GOAL OF THE EXERCISE: For every line in the data below that contains "description", copy the line.

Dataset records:
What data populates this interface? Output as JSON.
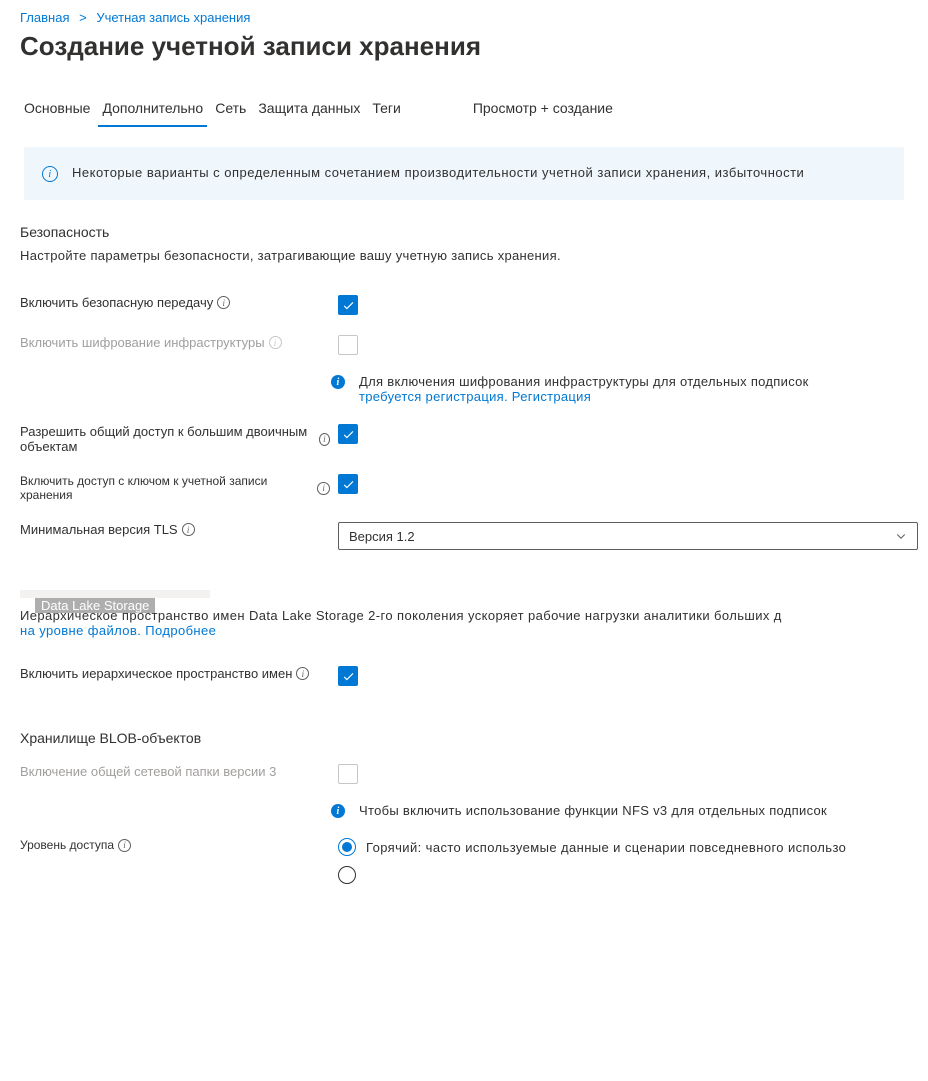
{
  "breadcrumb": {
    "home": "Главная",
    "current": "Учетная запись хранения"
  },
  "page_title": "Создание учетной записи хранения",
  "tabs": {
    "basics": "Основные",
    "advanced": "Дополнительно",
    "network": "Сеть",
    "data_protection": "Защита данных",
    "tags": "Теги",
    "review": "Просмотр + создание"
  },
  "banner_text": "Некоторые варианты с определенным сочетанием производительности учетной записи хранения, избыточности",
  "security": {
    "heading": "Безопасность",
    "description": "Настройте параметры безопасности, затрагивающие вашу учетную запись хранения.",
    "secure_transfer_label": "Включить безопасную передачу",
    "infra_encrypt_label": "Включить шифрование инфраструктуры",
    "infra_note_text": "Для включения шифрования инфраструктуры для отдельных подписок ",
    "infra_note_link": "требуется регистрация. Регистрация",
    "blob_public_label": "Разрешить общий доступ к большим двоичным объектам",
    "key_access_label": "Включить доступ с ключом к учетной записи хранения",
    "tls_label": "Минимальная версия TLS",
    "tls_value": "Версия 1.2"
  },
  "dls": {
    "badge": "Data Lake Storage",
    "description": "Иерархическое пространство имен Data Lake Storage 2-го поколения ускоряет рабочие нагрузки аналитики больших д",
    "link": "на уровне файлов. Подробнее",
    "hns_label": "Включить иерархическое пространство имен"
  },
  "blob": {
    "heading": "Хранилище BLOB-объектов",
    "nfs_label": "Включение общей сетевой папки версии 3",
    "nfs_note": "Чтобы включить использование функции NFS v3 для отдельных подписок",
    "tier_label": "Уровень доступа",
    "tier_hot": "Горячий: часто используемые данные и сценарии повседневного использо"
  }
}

RESULT OF THIS EXERCISE:
    "description": "Настройте параметры безопасности, затрагивающие вашу учетную запись хранения.",
    "description": "Иерархическое пространство имен Data Lake Storage 2-го поколения ускоряет рабочие нагрузки аналитики больших д",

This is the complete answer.